[Items from a figure collection]
━━━━━━━━━━━━━━━━━━━━━━━━━━━━━━
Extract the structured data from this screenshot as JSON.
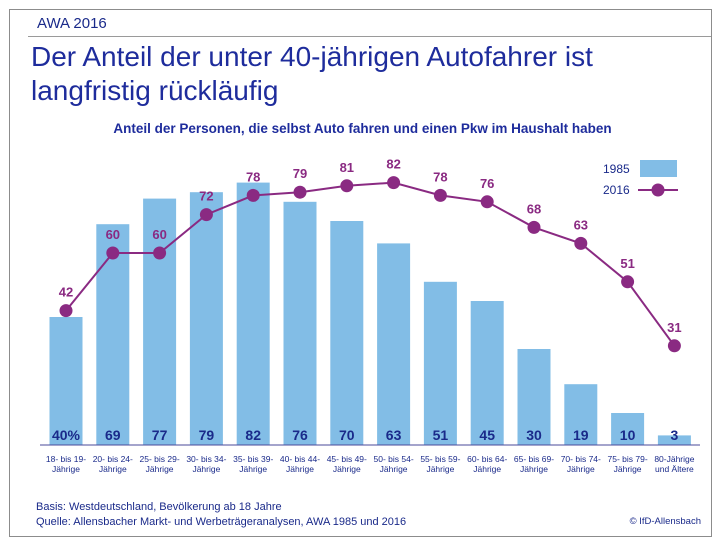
{
  "header": {
    "tag": "AWA 2016",
    "headline": "Der Anteil der unter 40-jährigen Autofahrer ist langfristig rückläufig"
  },
  "chart_data": {
    "type": "bar",
    "subtitle": "Anteil der Personen, die selbst Auto fahren und einen Pkw im Haushalt haben",
    "categories": [
      [
        "18- bis 19-",
        "Jährige"
      ],
      [
        "20- bis 24-",
        "Jährige"
      ],
      [
        "25- bis 29-",
        "Jährige"
      ],
      [
        "30- bis 34-",
        "Jährige"
      ],
      [
        "35- bis 39-",
        "Jährige"
      ],
      [
        "40- bis 44-",
        "Jährige"
      ],
      [
        "45- bis 49-",
        "Jährige"
      ],
      [
        "50- bis 54-",
        "Jährige"
      ],
      [
        "55- bis 59-",
        "Jährige"
      ],
      [
        "60- bis 64-",
        "Jährige"
      ],
      [
        "65- bis 69-",
        "Jährige"
      ],
      [
        "70- bis 74-",
        "Jährige"
      ],
      [
        "75- bis 79-",
        "Jährige"
      ],
      [
        "80-Jährige",
        "und Ältere"
      ]
    ],
    "series": [
      {
        "name": "1985",
        "type": "bar",
        "color": "#82bde6",
        "values": [
          40,
          69,
          77,
          79,
          82,
          76,
          70,
          63,
          51,
          45,
          30,
          19,
          10,
          3
        ],
        "labels": [
          "40%",
          "69",
          "77",
          "79",
          "82",
          "76",
          "70",
          "63",
          "51",
          "45",
          "30",
          "19",
          "10",
          "3"
        ]
      },
      {
        "name": "2016",
        "type": "line",
        "color": "#8a2a82",
        "values": [
          42,
          60,
          60,
          72,
          78,
          79,
          81,
          82,
          78,
          76,
          68,
          63,
          51,
          31
        ],
        "labels": [
          "42",
          "60",
          "60",
          "72",
          "78",
          "79",
          "81",
          "82",
          "78",
          "76",
          "68",
          "63",
          "51",
          "31"
        ]
      }
    ],
    "ylim": [
      0,
      100
    ],
    "grid": false,
    "legend": "top-right"
  },
  "footer": {
    "basis": "Basis: Westdeutschland, Bevölkerung ab 18 Jahre",
    "source": "Quelle: Allensbacher Markt- und Werbeträgeranalysen, AWA 1985 und 2016",
    "copyright": "© IfD-Allensbach"
  }
}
━━━━━━━━━━━━━━━━━━━━━━━━━━━━━━
_REQUIRED TASK:_
Go through the entries above and pull out each line with "Anteil" in it.

_TASK ANSWER:_
    "headline": "Der Anteil der unter 40-jährigen Autofahrer ist langfristig rückläufig"
    "subtitle": "Anteil der Personen, die selbst Auto fahren und einen Pkw im Haushalt haben",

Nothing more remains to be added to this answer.